- [Work required] Can you quote the records below in full, word for word?

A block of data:
- - - - - - -

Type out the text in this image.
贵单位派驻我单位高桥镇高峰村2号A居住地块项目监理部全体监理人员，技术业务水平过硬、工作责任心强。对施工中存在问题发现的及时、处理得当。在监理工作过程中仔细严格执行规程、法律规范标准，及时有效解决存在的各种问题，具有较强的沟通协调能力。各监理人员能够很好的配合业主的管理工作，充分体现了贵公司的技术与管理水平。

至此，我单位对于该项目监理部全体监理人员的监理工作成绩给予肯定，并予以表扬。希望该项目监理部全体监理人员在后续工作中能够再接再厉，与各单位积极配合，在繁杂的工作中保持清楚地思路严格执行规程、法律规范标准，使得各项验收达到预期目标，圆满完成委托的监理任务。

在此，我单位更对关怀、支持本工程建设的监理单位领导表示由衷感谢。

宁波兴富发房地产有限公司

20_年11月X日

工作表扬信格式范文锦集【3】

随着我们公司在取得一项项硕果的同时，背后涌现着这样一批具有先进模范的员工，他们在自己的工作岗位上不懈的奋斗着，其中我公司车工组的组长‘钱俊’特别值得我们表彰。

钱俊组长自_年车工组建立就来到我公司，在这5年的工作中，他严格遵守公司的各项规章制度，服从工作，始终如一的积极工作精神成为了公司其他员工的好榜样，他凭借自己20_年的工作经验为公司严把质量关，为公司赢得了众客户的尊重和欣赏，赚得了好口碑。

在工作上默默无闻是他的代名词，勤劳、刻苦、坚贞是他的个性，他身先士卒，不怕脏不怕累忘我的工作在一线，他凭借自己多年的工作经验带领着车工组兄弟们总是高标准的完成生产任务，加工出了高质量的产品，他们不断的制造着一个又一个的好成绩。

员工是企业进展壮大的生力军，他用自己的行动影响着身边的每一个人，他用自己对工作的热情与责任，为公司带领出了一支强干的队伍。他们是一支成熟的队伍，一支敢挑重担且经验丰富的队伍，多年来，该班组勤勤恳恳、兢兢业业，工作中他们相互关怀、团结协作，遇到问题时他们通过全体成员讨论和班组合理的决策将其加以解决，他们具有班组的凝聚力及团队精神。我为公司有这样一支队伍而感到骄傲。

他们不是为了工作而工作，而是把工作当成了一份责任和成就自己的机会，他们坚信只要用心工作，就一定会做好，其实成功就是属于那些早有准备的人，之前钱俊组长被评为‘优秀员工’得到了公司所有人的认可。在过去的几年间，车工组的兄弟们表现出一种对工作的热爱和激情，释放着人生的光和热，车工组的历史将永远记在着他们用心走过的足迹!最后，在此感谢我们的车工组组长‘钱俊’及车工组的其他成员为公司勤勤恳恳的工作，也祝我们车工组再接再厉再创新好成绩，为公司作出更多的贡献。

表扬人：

- - - - - - -

- [Written answer]
Type out the text in this image.
贵单位派驻我单位高桥镇高峰村2号A居住地块项目监理部全体监理人员，技术业务水平过硬、工作责任心强。对施工中存在问题发现的及时、处理得当。在监理工作过程中仔细严格执行规程、法律规范标准，及时有效解决存在的各种问题，具有较强的沟通协调能力。各监理人员能够很好的配合业主的管理工作，充分体现了贵公司的技术与管理水平。

至此，我单位对于该项目监理部全体监理人员的监理工作成绩给予肯定，并予以表扬。希望该项目监理部全体监理人员在后续工作中能够再接再厉，与各单位积极配合，在繁杂的工作中保持清楚地思路严格执行规程、法律规范标准，使得各项验收达到预期目标，圆满完成委托的监理任务。

在此，我单位更对关怀、支持本工程建设的监理单位领导表示由衷感谢。

宁波兴富发房地产有限公司

20_年11月X日

工作表扬信格式范文锦集【3】

随着我们公司在取得一项项硕果的同时，背后涌现着这样一批具有先进模范的员工，他们在自己的工作岗位上不懈的奋斗着，其中我公司车工组的组长‘钱俊’特别值得我们表彰。

钱俊组长自_年车工组建立就来到我公司，在这5年的工作中，他严格遵守公司的各项规章制度，服从工作，始终如一的积极工作精神成为了公司其他员工的好榜样，他凭借自己20_年的工作经验为公司严把质量关，为公司赢得了众客户的尊重和欣赏，赚得了好口碑。

在工作上默默无闻是他的代名词，勤劳、刻苦、坚贞是他的个性，他身先士卒，不怕脏不怕累忘我的工作在一线，他凭借自己多年的工作经验带领着车工组兄弟们总是高标准的完成生产任务，加工出了高质量的产品，他们不断的制造着一个又一个的好成绩。

员工是企业进展壮大的生力军，他用自己的行动影响着身边的每一个人，他用自己对工作的热情与责任，为公司带领出了一支强干的队伍。他们是一支成熟的队伍，一支敢挑重担且经验丰富的队伍，多年来，该班组勤勤恳恳、兢兢业业，工作中他们相互关怀、团结协作，遇到问题时他们通过全体成员讨论和班组合理的决策将其加以解决，他们具有班组的凝聚力及团队精神。我为公司有这样一支队伍而感到骄傲。

他们不是为了工作而工作，而是把工作当成了一份责任和成就自己的机会，他们坚信只要用心工作，就一定会做好，其实成功就是属于那些早有准备的人，之前钱俊组长被评为‘优秀员工’得到了公司所有人的认可。在过去的几年间，车工组的兄弟们表现出一种对工作的热爱和激情，释放着人生的光和热，车工组的历史将永远记在着他们用心走过的足迹!最后，在此感谢我们的车工组组长‘钱俊’及车工组的其他成员为公司勤勤恳恳的工作，也祝我们车工组再接再厉再创新好成绩，为公司作出更多的贡献。

表扬人：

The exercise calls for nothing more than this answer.